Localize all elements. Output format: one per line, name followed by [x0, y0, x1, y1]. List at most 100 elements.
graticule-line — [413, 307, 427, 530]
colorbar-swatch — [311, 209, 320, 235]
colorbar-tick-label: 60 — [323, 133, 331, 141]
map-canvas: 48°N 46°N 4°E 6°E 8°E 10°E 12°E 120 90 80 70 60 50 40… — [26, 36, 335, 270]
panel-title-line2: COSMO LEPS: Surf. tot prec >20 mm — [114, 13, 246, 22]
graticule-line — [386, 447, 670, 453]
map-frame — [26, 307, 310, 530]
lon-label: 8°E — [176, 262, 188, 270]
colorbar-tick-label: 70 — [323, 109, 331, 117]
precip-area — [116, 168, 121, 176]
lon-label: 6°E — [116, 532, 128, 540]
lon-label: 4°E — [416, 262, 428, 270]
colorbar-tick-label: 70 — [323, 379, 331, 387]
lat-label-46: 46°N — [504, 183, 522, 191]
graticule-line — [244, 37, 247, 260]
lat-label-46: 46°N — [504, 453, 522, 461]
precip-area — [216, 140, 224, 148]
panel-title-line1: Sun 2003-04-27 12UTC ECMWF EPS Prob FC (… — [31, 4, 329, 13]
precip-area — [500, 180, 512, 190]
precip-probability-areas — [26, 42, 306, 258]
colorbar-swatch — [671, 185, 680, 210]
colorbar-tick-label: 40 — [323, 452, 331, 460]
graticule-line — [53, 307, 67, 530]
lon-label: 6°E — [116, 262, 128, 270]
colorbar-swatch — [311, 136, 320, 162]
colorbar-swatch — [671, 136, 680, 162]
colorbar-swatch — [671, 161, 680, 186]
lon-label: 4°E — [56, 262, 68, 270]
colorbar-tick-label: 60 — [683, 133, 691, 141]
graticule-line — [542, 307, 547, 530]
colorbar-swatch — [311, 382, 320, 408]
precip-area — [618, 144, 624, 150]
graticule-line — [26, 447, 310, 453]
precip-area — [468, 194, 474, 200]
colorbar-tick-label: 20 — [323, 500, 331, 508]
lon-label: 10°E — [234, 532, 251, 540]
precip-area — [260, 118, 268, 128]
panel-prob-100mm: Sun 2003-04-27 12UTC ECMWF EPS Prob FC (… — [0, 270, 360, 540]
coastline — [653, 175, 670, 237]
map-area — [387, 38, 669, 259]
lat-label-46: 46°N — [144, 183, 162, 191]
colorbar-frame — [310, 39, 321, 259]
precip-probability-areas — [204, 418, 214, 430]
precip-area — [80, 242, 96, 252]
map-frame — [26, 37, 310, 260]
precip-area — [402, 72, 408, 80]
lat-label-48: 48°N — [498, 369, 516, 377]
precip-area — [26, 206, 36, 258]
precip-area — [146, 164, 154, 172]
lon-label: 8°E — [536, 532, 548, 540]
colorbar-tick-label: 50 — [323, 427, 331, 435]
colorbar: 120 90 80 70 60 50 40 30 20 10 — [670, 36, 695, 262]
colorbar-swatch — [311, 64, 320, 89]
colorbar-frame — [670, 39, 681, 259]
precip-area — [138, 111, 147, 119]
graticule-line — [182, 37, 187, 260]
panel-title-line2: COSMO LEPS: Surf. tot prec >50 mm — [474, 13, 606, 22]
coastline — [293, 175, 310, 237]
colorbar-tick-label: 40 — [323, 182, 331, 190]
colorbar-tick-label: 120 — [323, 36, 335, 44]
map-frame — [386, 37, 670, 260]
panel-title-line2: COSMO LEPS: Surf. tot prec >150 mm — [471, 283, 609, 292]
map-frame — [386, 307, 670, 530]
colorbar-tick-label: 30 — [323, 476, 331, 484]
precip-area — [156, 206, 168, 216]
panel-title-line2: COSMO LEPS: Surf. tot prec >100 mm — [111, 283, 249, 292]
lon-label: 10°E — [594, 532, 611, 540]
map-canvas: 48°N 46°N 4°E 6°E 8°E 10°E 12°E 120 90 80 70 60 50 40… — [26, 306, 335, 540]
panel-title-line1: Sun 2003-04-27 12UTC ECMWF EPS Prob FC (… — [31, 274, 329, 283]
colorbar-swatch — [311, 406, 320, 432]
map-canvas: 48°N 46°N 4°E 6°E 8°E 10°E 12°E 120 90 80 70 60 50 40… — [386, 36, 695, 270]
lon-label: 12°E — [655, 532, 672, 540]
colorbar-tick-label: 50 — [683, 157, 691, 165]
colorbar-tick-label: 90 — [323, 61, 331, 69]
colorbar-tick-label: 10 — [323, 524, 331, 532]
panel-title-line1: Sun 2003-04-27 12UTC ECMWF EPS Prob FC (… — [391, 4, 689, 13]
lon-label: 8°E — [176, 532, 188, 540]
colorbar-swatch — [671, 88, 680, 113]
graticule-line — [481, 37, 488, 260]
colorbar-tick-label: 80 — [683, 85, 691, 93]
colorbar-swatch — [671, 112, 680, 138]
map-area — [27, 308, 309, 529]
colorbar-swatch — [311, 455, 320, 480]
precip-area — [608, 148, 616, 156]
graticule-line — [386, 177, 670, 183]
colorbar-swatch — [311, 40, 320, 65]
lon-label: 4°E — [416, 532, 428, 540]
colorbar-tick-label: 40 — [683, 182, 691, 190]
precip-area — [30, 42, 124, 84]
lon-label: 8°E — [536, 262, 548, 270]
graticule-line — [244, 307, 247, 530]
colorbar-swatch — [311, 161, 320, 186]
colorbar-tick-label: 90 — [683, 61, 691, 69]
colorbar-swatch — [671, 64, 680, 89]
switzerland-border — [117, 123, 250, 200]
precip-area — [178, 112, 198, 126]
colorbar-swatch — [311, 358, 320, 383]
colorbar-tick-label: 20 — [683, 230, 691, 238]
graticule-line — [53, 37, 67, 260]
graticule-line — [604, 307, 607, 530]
------------------------------------------------------------------------
▶ CONSIGNE:
Reproduisez l'ensemble des items ci-dessus en substituant « grid-line » à « graticule-line ». Ne modifiez rien d'autre.

▶ RÉPONSE:
Localize all elements. Output format: one per line, name followed by [x0, y0, x1, y1]. List at most 100 elements.
grid-line — [413, 307, 427, 530]
colorbar-swatch — [311, 209, 320, 235]
colorbar-tick-label: 60 — [323, 133, 331, 141]
map-canvas: 48°N 46°N 4°E 6°E 8°E 10°E 12°E 120 90 80 70 60 50 40… — [26, 36, 335, 270]
panel-title-line2: COSMO LEPS: Surf. tot prec >20 mm — [114, 13, 246, 22]
grid-line — [386, 447, 670, 453]
map-frame — [26, 307, 310, 530]
lon-label: 8°E — [176, 262, 188, 270]
colorbar-tick-label: 70 — [323, 109, 331, 117]
precip-area — [116, 168, 121, 176]
lon-label: 6°E — [116, 532, 128, 540]
lon-label: 4°E — [416, 262, 428, 270]
colorbar-tick-label: 70 — [323, 379, 331, 387]
lat-label-46: 46°N — [504, 183, 522, 191]
grid-line — [244, 37, 247, 260]
lat-label-46: 46°N — [504, 453, 522, 461]
precip-area — [216, 140, 224, 148]
panel-title-line1: Sun 2003-04-27 12UTC ECMWF EPS Prob FC (… — [31, 4, 329, 13]
precip-area — [500, 180, 512, 190]
precip-probability-areas — [26, 42, 306, 258]
colorbar-swatch — [671, 185, 680, 210]
colorbar-tick-label: 40 — [323, 452, 331, 460]
grid-line — [53, 307, 67, 530]
lon-label: 6°E — [116, 262, 128, 270]
colorbar-swatch — [311, 136, 320, 162]
colorbar-swatch — [671, 136, 680, 162]
colorbar-swatch — [671, 161, 680, 186]
lon-label: 4°E — [56, 262, 68, 270]
colorbar-tick-label: 60 — [683, 133, 691, 141]
grid-line — [542, 307, 547, 530]
colorbar-swatch — [311, 382, 320, 408]
precip-area — [618, 144, 624, 150]
grid-line — [26, 447, 310, 453]
precip-area — [468, 194, 474, 200]
colorbar-tick-label: 20 — [323, 500, 331, 508]
lon-label: 10°E — [234, 532, 251, 540]
precip-area — [260, 118, 268, 128]
panel-prob-100mm: Sun 2003-04-27 12UTC ECMWF EPS Prob FC (… — [0, 270, 360, 540]
coastline — [653, 175, 670, 237]
map-area — [387, 38, 669, 259]
lat-label-46: 46°N — [144, 183, 162, 191]
colorbar-frame — [310, 39, 321, 259]
precip-probability-areas — [204, 418, 214, 430]
precip-area — [80, 242, 96, 252]
map-frame — [26, 37, 310, 260]
precip-area — [402, 72, 408, 80]
lat-label-48: 48°N — [498, 369, 516, 377]
precip-area — [26, 206, 36, 258]
precip-area — [146, 164, 154, 172]
lon-label: 8°E — [536, 532, 548, 540]
colorbar-tick-label: 50 — [323, 427, 331, 435]
colorbar: 120 90 80 70 60 50 40 30 20 10 — [670, 36, 695, 262]
colorbar-swatch — [311, 64, 320, 89]
colorbar-frame — [670, 39, 681, 259]
precip-area — [138, 111, 147, 119]
grid-line — [182, 37, 187, 260]
panel-title-line2: COSMO LEPS: Surf. tot prec >50 mm — [474, 13, 606, 22]
coastline — [293, 175, 310, 237]
colorbar-tick-label: 40 — [323, 182, 331, 190]
colorbar-tick-label: 120 — [323, 36, 335, 44]
map-frame — [386, 37, 670, 260]
panel-title-line2: COSMO LEPS: Surf. tot prec >150 mm — [471, 283, 609, 292]
map-frame — [386, 307, 670, 530]
colorbar-tick-label: 30 — [323, 476, 331, 484]
precip-area — [156, 206, 168, 216]
panel-title-line2: COSMO LEPS: Surf. tot prec >100 mm — [111, 283, 249, 292]
lon-label: 10°E — [594, 532, 611, 540]
map-canvas: 48°N 46°N 4°E 6°E 8°E 10°E 12°E 120 90 80 70 60 50 40… — [26, 306, 335, 540]
panel-title-line1: Sun 2003-04-27 12UTC ECMWF EPS Prob FC (… — [31, 274, 329, 283]
colorbar-swatch — [311, 406, 320, 432]
map-canvas: 48°N 46°N 4°E 6°E 8°E 10°E 12°E 120 90 80 70 60 50 40… — [386, 36, 695, 270]
lon-label: 12°E — [655, 532, 672, 540]
colorbar-tick-label: 50 — [683, 157, 691, 165]
colorbar-tick-label: 90 — [323, 61, 331, 69]
colorbar-tick-label: 10 — [323, 524, 331, 532]
panel-title-line1: Sun 2003-04-27 12UTC ECMWF EPS Prob FC (… — [391, 4, 689, 13]
lon-label: 8°E — [176, 532, 188, 540]
colorbar-swatch — [671, 88, 680, 113]
grid-line — [481, 37, 488, 260]
colorbar-tick-label: 80 — [683, 85, 691, 93]
colorbar-swatch — [671, 112, 680, 138]
map-area — [27, 308, 309, 529]
colorbar-swatch — [311, 455, 320, 480]
precip-area — [608, 148, 616, 156]
grid-line — [386, 177, 670, 183]
colorbar-swatch — [311, 40, 320, 65]
lon-label: 4°E — [416, 532, 428, 540]
colorbar-tick-label: 40 — [683, 182, 691, 190]
precip-area — [30, 42, 124, 84]
lon-label: 8°E — [536, 262, 548, 270]
grid-line — [244, 307, 247, 530]
colorbar-swatch — [311, 161, 320, 186]
colorbar-tick-label: 90 — [683, 61, 691, 69]
colorbar-swatch — [671, 64, 680, 89]
switzerland-border — [117, 123, 250, 200]
precip-area — [178, 112, 198, 126]
colorbar-swatch — [311, 358, 320, 383]
colorbar-tick-label: 20 — [683, 230, 691, 238]
grid-line — [53, 37, 67, 260]
grid-line — [604, 307, 607, 530]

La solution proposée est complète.